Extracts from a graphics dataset
------
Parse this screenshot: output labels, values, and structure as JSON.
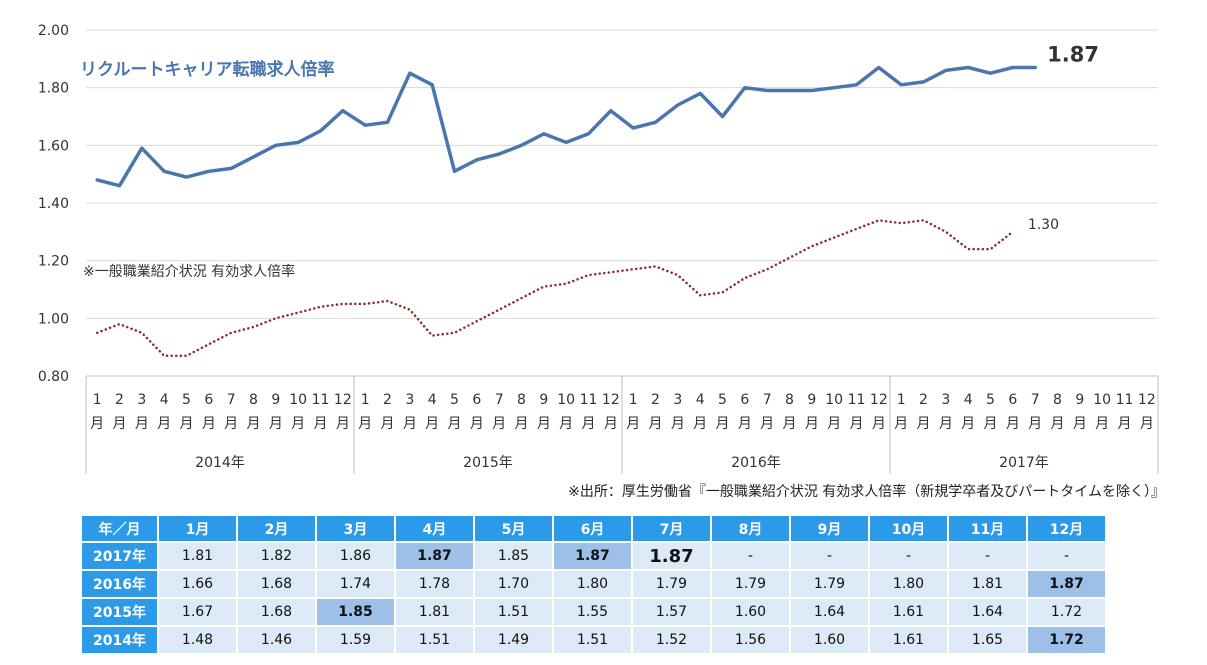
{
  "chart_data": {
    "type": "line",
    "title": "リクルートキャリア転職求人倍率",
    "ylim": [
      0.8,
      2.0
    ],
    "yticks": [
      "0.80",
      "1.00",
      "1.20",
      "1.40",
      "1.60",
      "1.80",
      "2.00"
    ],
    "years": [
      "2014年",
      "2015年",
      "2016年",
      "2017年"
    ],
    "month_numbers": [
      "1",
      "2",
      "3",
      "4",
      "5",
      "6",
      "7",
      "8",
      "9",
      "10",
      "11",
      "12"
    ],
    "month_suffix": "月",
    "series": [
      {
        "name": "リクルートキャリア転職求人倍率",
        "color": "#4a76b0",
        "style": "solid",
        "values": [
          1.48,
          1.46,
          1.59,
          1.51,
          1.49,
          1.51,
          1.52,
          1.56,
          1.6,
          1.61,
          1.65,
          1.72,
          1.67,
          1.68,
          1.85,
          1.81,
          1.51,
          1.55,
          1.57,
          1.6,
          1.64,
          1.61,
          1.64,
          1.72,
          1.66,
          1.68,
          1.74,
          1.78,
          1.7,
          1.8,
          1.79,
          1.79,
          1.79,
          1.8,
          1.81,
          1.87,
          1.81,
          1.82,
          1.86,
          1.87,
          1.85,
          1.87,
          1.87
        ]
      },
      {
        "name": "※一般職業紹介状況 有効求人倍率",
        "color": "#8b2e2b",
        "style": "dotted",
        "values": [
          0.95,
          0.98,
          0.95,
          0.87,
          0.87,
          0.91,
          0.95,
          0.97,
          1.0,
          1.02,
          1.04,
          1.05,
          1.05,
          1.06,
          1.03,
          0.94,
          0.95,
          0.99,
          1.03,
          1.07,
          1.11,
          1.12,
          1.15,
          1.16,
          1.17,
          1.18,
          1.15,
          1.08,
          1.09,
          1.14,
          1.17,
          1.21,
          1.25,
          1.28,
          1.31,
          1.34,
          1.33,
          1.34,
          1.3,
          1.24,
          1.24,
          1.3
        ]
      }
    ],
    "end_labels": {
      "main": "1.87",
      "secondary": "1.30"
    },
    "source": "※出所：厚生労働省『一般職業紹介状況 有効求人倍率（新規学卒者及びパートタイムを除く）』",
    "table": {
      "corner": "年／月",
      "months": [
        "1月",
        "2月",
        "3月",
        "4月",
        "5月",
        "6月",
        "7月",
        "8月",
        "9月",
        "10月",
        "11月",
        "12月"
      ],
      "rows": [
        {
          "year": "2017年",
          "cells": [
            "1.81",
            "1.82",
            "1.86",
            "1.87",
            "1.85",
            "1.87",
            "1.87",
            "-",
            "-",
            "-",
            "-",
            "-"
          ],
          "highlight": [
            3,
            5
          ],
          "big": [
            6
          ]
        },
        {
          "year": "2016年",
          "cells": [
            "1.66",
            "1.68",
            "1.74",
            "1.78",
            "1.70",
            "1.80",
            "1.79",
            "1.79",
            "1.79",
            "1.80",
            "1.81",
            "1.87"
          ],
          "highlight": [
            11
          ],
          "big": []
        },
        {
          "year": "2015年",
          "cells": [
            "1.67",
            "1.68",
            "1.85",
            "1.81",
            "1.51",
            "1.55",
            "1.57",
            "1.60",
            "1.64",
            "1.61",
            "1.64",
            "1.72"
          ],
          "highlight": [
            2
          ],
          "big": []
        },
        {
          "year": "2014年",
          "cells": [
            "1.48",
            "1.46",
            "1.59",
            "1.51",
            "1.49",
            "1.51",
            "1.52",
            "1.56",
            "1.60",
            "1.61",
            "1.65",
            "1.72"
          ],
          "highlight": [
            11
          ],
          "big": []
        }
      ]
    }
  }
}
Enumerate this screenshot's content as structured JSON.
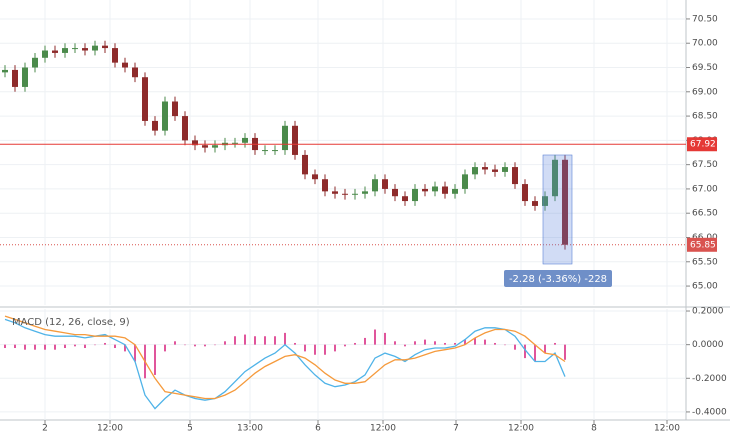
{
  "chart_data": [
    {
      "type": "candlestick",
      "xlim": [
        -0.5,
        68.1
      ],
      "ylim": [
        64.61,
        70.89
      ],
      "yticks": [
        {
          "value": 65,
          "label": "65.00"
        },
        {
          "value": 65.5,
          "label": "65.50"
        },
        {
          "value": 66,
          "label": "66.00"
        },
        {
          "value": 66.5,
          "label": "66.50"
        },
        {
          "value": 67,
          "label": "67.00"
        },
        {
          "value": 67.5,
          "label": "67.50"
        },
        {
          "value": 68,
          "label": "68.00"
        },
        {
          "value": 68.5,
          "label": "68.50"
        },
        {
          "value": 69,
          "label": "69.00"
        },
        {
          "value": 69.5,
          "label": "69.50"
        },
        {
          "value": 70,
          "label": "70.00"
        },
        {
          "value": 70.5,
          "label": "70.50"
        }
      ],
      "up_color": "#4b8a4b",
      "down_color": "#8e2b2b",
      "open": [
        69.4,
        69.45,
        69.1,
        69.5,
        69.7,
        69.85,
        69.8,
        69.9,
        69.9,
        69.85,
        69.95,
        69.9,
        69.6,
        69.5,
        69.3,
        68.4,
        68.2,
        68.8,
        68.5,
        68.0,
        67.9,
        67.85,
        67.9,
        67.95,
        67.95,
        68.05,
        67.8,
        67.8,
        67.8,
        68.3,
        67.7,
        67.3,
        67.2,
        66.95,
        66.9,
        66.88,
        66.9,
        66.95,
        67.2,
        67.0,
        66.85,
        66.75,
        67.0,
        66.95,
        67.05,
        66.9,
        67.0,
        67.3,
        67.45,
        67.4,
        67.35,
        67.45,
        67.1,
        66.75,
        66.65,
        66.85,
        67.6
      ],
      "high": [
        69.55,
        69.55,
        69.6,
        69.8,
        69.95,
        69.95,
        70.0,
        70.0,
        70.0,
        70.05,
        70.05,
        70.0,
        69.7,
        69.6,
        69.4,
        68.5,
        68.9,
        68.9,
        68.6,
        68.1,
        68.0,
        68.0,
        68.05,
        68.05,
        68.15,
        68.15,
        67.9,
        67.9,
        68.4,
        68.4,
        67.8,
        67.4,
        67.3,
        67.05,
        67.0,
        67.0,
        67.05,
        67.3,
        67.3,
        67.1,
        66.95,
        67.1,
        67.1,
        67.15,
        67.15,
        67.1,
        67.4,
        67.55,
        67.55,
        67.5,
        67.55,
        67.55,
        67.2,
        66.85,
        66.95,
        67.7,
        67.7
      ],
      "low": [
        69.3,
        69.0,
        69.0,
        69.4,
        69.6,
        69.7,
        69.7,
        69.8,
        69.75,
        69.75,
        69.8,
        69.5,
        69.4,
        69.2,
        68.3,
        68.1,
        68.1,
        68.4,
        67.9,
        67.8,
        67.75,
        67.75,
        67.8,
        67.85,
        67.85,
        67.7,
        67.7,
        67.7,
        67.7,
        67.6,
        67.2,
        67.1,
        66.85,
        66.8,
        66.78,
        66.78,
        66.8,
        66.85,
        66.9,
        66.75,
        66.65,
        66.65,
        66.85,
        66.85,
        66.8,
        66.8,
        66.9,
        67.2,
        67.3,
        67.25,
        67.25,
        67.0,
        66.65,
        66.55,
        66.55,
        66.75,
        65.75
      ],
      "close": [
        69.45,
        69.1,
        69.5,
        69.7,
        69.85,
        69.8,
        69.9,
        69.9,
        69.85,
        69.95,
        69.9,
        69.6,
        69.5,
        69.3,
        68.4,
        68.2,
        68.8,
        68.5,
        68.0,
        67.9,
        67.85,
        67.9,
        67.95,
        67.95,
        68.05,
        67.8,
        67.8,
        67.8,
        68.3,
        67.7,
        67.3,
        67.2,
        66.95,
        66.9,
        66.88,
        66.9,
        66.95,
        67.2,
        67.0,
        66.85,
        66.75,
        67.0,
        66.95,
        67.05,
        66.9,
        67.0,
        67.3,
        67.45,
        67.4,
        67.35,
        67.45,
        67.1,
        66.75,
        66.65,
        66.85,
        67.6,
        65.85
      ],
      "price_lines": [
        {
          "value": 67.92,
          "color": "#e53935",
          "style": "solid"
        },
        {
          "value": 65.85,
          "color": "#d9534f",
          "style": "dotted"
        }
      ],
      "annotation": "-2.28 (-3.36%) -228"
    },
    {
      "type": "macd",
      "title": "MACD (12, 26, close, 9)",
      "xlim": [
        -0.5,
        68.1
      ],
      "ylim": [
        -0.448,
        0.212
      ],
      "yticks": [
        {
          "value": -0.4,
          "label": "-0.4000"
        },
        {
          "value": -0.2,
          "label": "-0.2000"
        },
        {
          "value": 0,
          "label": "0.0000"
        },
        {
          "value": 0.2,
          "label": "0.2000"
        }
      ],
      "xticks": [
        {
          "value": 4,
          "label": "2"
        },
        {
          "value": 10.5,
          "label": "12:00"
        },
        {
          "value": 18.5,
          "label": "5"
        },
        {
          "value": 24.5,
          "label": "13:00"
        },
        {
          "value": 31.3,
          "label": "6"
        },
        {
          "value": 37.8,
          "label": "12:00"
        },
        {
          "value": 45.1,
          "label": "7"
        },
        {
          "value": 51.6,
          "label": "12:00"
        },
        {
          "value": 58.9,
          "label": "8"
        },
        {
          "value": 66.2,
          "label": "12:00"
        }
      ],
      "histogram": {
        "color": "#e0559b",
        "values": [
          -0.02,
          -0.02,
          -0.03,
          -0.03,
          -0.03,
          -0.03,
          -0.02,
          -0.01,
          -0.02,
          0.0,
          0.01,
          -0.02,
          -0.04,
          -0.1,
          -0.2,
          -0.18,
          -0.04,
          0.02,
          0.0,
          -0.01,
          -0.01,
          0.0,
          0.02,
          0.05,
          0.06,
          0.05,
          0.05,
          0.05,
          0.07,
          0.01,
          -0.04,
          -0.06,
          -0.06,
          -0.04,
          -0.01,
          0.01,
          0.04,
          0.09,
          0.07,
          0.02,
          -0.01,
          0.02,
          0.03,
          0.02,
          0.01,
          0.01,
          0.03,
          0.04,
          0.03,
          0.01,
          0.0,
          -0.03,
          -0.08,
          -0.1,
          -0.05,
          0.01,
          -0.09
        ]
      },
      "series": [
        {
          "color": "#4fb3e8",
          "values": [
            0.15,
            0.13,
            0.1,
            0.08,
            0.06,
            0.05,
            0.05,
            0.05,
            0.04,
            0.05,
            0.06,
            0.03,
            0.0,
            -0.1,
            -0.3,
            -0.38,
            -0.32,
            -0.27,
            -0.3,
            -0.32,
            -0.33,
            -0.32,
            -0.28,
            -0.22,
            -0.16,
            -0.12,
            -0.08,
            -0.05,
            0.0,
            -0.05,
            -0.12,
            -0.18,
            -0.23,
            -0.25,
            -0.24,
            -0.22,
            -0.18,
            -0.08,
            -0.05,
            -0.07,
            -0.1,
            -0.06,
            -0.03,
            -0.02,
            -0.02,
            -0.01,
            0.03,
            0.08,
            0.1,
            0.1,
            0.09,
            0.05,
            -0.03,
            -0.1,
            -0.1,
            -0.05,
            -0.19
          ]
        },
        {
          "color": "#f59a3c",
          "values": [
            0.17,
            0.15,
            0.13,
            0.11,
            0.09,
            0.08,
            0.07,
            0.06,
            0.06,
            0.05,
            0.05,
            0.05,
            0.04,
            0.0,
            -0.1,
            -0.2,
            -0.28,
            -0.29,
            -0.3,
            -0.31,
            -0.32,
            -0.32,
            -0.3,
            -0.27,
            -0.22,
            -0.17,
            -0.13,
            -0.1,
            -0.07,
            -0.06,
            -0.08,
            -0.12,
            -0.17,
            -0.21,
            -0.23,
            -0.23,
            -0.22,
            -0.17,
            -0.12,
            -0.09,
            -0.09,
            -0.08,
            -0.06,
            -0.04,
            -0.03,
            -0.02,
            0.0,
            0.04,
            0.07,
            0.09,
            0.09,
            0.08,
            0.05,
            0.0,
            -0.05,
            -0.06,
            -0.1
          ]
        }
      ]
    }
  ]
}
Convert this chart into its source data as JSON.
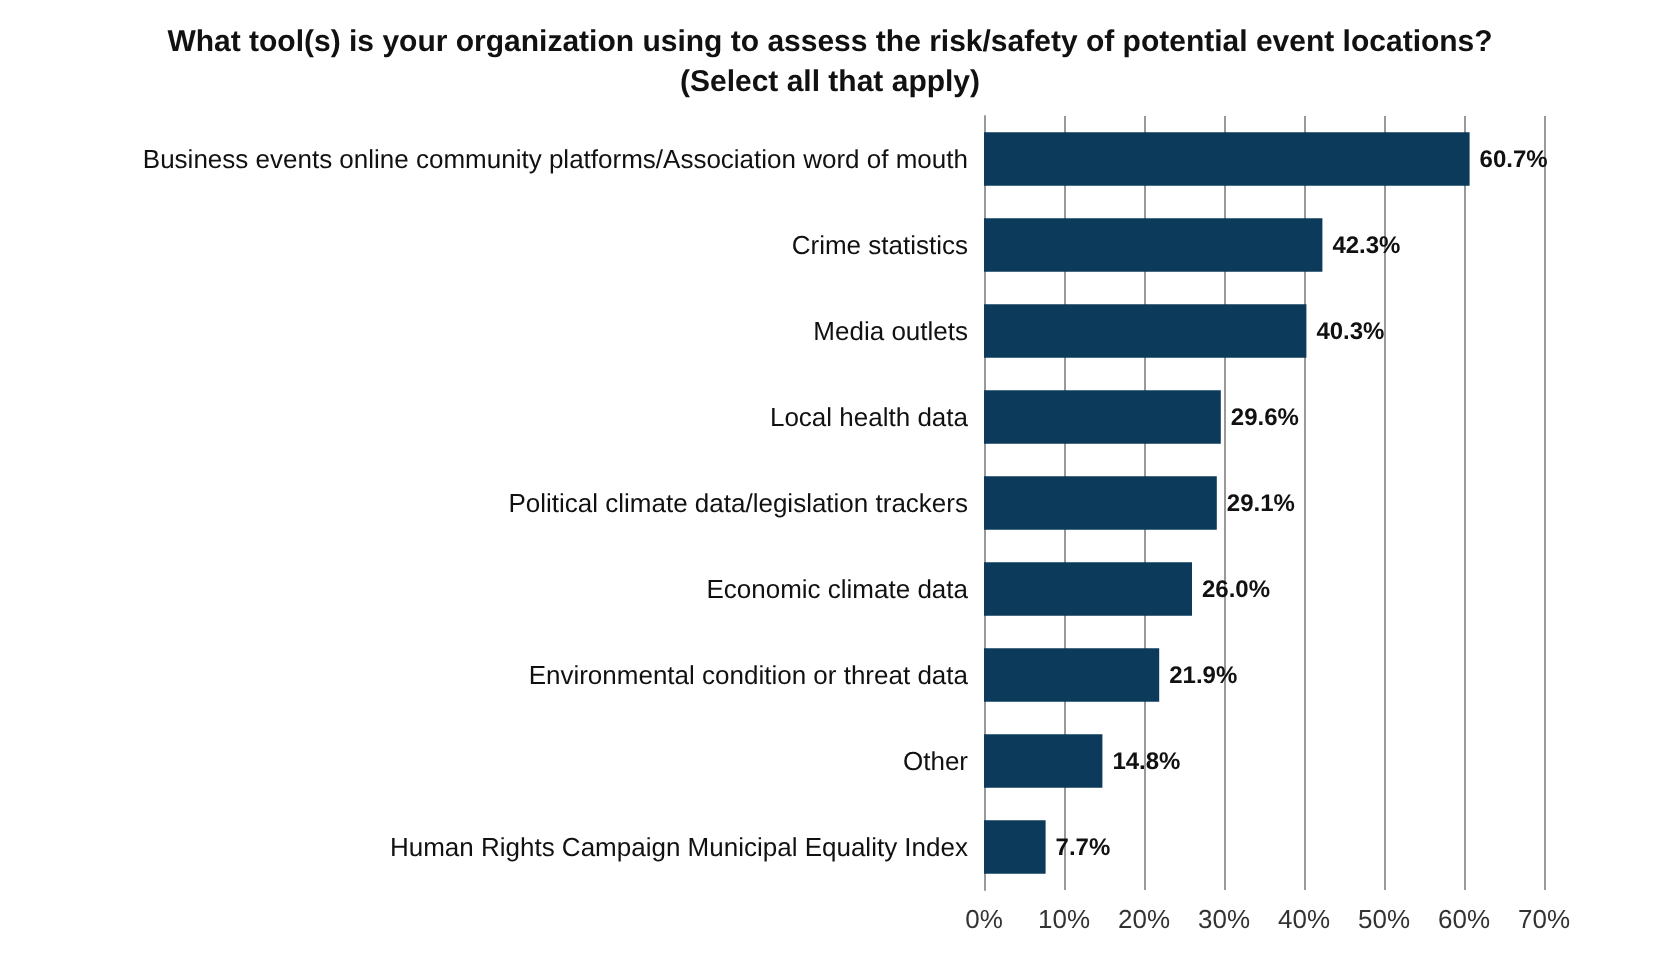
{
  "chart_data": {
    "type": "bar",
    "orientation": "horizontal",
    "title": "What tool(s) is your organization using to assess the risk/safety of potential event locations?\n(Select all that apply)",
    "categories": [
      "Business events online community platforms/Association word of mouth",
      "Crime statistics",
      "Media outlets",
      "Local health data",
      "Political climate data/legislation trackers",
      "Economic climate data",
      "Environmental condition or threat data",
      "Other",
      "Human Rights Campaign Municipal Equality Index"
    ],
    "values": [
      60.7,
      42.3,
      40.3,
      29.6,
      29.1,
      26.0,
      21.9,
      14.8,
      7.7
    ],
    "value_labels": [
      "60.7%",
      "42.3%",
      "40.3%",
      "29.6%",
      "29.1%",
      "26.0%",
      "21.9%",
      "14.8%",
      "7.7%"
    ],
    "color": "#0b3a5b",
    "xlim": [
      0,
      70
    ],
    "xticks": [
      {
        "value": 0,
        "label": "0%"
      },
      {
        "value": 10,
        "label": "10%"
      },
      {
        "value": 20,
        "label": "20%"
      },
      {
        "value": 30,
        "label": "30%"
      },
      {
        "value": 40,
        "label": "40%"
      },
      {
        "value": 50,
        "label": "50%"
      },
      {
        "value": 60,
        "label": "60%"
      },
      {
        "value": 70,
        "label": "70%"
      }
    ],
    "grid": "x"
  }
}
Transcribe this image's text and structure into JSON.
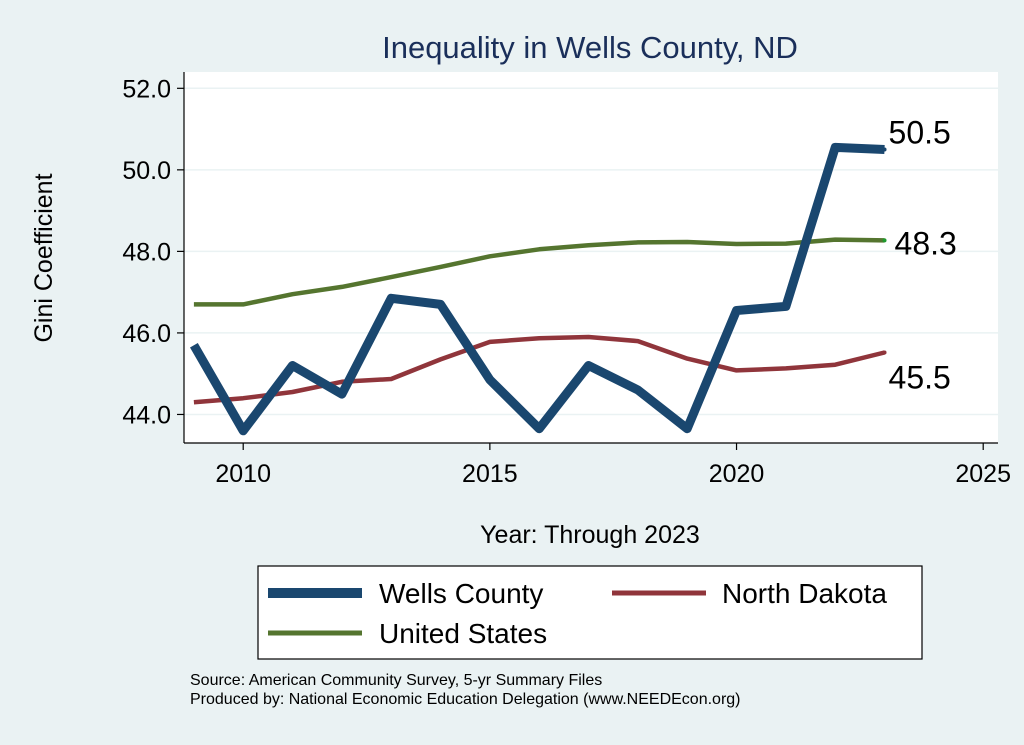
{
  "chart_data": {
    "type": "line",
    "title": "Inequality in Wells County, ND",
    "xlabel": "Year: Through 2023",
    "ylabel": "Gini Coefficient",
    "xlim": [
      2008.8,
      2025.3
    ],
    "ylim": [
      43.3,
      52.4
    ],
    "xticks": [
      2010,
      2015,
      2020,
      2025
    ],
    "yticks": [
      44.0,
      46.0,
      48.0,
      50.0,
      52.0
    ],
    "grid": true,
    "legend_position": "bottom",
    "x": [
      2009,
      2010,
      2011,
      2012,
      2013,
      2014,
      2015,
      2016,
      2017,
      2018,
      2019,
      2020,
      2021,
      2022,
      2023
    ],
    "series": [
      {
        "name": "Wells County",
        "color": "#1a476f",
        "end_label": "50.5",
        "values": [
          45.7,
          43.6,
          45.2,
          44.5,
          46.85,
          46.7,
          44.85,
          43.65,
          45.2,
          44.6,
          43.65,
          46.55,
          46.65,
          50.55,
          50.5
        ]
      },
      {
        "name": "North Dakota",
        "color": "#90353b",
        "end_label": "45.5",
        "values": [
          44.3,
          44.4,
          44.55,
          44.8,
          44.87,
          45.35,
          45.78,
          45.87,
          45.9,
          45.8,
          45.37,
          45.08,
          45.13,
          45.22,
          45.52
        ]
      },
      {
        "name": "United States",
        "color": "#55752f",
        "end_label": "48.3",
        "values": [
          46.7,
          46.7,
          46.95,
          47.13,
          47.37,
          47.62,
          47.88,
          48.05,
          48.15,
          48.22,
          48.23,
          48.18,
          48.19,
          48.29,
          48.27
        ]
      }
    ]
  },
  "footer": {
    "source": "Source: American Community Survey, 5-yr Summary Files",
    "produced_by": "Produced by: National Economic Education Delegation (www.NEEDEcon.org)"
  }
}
------
Work out how many lines of the data above hold the word "Economic", and write only the count.

• _Output below_: 2